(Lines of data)
◆ ◆ ◆

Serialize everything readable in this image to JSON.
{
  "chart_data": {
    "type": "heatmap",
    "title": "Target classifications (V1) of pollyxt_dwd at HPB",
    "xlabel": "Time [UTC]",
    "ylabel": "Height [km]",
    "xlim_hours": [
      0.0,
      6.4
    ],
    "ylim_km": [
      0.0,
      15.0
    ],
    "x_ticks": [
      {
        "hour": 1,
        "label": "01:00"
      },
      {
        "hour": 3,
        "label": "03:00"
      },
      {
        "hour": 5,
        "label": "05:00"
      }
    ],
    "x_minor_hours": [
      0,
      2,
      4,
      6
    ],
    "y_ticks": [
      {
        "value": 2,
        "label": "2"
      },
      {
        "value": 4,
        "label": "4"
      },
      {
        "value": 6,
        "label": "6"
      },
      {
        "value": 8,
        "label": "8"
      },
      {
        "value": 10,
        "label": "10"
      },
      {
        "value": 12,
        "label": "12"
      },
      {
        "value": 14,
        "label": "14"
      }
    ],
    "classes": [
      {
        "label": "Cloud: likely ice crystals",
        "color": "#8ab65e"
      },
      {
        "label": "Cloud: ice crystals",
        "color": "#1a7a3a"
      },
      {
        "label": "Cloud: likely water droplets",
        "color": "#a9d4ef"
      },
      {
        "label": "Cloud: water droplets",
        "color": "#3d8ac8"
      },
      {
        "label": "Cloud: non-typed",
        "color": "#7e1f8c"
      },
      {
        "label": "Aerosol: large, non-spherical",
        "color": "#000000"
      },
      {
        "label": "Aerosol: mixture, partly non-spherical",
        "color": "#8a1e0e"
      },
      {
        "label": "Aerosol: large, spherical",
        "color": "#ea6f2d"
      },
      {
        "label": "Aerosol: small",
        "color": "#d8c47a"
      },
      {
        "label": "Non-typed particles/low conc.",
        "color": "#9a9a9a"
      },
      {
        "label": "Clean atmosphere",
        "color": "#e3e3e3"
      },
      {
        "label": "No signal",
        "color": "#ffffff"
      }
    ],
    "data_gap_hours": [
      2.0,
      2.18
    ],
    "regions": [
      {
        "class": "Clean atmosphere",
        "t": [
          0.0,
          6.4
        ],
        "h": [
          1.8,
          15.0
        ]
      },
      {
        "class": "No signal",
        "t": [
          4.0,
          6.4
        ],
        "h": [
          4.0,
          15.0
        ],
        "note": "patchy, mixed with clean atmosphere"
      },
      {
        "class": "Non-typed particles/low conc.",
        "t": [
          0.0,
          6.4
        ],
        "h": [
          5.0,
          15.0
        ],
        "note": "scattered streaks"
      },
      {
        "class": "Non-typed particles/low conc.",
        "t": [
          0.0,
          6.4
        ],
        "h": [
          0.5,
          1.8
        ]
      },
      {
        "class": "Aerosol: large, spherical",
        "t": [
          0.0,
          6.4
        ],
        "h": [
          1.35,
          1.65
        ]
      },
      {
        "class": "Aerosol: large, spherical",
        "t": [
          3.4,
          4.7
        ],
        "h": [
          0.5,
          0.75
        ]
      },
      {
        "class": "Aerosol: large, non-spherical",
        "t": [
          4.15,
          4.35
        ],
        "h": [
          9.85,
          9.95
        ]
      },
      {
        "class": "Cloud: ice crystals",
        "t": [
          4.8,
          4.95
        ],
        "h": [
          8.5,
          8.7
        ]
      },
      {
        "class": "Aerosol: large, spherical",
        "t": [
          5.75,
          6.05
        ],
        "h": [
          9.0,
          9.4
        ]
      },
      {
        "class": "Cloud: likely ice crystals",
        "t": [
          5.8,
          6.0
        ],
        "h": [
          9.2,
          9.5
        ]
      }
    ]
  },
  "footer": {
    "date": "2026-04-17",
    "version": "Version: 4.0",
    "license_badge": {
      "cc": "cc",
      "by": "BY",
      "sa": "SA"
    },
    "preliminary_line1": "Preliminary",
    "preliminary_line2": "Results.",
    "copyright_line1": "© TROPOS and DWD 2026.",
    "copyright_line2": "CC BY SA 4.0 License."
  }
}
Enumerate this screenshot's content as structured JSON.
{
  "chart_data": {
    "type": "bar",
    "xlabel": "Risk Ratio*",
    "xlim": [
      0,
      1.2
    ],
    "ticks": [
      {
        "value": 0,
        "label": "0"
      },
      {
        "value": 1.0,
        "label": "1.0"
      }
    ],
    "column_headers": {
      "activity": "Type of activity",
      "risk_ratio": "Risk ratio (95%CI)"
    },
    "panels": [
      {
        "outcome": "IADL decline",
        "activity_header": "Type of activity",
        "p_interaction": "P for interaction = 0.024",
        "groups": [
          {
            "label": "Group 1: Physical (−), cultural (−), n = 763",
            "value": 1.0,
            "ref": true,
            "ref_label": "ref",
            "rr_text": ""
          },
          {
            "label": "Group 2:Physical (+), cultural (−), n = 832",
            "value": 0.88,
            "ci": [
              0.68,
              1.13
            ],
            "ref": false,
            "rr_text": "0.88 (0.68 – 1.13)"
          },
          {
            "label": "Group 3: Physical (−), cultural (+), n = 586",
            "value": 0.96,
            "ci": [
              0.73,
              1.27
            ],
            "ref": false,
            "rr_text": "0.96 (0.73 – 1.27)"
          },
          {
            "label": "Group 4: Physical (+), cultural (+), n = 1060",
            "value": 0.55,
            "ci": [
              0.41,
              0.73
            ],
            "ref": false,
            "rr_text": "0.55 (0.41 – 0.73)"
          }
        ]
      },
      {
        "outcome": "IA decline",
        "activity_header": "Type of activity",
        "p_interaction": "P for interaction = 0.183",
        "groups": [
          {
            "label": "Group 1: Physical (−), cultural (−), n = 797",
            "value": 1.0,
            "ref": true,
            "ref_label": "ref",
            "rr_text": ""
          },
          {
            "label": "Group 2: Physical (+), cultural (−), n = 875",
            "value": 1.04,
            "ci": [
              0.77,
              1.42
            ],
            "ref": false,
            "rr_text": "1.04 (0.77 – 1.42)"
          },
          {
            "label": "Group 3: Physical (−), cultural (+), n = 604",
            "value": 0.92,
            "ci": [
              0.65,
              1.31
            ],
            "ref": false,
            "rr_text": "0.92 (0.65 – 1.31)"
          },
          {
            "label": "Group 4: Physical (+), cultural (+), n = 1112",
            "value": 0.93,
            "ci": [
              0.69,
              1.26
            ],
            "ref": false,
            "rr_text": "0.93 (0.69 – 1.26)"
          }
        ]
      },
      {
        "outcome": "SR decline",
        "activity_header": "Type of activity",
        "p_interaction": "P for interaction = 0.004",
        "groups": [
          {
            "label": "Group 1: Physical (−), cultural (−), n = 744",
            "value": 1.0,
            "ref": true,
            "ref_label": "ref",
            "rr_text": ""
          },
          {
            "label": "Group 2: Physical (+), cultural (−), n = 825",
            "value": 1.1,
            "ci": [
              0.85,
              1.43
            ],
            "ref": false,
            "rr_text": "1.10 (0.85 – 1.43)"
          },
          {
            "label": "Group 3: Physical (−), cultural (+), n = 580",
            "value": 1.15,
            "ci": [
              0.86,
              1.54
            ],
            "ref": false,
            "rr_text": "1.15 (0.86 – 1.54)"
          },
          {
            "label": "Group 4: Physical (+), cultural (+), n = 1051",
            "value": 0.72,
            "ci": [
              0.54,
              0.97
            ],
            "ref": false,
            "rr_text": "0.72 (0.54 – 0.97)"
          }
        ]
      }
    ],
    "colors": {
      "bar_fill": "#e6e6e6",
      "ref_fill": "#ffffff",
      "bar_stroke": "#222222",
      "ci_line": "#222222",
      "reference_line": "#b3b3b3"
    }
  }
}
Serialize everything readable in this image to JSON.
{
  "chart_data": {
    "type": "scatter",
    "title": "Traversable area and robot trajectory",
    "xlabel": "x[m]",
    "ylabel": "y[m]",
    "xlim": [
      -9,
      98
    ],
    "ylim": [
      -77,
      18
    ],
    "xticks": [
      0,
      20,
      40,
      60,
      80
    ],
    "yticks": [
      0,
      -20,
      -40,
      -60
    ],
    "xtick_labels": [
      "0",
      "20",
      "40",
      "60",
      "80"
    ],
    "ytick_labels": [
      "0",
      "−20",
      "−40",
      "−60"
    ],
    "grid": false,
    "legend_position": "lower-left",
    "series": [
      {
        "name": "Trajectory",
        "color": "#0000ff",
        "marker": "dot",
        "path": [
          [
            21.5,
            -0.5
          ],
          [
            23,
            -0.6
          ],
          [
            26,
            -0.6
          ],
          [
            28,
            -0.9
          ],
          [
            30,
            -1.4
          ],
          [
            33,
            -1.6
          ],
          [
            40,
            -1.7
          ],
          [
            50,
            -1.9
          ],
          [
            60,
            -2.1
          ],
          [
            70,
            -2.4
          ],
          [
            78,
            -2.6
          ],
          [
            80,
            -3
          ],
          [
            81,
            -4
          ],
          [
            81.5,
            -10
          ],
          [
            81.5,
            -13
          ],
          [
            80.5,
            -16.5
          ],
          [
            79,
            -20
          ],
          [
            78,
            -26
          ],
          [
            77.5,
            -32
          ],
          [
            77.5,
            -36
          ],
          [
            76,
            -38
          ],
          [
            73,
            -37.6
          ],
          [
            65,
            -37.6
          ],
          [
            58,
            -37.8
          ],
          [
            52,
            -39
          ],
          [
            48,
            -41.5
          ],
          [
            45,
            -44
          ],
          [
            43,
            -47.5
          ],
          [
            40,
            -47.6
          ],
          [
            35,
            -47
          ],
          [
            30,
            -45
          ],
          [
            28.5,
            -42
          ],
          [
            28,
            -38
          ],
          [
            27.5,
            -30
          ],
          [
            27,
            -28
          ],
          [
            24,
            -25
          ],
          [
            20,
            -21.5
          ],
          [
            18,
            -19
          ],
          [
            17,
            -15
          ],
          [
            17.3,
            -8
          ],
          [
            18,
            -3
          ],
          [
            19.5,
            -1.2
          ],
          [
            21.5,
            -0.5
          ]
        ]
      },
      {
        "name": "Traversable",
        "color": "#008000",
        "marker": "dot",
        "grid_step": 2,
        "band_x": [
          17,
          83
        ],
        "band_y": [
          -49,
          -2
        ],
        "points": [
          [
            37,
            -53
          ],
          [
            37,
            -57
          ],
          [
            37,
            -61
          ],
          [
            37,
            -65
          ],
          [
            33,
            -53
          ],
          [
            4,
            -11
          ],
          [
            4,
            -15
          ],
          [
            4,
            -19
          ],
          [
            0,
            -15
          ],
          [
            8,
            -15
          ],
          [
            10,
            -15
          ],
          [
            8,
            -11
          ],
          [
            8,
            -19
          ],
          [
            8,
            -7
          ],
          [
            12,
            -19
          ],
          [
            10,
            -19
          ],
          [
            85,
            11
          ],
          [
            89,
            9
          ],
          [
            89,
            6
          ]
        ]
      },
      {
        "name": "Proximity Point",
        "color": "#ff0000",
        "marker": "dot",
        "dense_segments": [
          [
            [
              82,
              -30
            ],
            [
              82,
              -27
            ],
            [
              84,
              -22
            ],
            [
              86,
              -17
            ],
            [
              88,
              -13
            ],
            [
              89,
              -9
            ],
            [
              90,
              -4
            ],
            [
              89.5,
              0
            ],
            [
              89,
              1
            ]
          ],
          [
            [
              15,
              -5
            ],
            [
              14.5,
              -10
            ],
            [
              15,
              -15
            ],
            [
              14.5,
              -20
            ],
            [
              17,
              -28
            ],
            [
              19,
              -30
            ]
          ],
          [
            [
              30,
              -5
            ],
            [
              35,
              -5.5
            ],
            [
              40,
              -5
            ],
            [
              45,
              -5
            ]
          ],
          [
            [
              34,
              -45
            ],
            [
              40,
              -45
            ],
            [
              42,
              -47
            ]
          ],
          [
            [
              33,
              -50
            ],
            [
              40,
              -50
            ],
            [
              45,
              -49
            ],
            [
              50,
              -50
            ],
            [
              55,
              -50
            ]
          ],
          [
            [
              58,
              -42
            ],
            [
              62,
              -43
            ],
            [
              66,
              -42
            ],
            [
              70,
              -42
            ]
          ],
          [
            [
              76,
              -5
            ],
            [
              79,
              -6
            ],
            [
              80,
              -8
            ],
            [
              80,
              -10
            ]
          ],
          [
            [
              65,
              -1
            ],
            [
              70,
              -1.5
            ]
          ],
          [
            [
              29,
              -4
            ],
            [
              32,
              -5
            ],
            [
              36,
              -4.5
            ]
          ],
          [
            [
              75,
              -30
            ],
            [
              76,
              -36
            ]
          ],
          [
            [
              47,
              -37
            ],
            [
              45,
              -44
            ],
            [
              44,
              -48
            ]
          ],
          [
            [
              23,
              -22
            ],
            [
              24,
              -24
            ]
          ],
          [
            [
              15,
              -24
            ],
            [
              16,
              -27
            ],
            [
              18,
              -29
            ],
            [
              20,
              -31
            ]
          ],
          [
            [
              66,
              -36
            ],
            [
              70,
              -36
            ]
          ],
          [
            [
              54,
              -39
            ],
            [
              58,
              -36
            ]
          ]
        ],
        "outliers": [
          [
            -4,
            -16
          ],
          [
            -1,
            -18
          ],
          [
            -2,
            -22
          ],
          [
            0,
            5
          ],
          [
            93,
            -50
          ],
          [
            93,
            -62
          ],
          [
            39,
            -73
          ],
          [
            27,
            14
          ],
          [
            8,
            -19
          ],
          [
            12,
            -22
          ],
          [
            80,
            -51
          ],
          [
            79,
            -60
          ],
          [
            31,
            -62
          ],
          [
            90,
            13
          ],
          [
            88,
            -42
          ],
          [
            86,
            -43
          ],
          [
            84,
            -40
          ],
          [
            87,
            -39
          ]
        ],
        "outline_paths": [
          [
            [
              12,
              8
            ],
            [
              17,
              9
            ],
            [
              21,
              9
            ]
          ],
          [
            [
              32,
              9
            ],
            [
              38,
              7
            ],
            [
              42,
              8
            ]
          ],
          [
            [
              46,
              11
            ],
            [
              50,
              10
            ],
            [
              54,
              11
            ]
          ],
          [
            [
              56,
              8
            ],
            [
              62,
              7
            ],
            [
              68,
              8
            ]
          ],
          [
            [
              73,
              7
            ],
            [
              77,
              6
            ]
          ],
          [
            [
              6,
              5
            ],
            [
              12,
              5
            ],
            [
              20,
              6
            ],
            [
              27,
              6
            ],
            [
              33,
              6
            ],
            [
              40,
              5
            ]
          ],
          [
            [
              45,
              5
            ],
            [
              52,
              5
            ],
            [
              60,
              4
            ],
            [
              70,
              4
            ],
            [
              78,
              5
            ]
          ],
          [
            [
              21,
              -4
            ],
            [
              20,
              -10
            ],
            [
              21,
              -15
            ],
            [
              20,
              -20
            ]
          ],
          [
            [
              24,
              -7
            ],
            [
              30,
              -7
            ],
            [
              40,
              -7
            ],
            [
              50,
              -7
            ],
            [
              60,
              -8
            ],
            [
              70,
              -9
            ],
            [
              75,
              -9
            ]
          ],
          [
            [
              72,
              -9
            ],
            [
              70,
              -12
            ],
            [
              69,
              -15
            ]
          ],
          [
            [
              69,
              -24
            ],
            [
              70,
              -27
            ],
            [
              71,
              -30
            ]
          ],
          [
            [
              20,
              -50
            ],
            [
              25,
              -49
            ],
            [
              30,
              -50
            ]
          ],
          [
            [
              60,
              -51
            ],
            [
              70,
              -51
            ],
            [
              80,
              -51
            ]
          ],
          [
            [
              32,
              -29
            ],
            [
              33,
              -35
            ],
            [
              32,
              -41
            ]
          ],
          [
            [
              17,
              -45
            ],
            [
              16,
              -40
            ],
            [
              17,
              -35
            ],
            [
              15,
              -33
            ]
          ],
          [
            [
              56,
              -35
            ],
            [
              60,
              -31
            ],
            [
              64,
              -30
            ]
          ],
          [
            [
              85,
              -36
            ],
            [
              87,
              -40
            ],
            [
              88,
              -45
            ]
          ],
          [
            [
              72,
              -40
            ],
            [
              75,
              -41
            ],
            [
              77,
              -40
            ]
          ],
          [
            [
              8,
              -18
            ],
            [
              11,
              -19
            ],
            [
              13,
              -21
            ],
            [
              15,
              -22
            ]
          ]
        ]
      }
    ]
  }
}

◆ ◆ ◆

* Exercise goal *
From the entries above, select each line containing the string "likely".

* Completed exercise *
        "label": "Cloud: likely ice crystals",
        "label": "Cloud: likely water droplets",
        "class": "Cloud: likely ice crystals",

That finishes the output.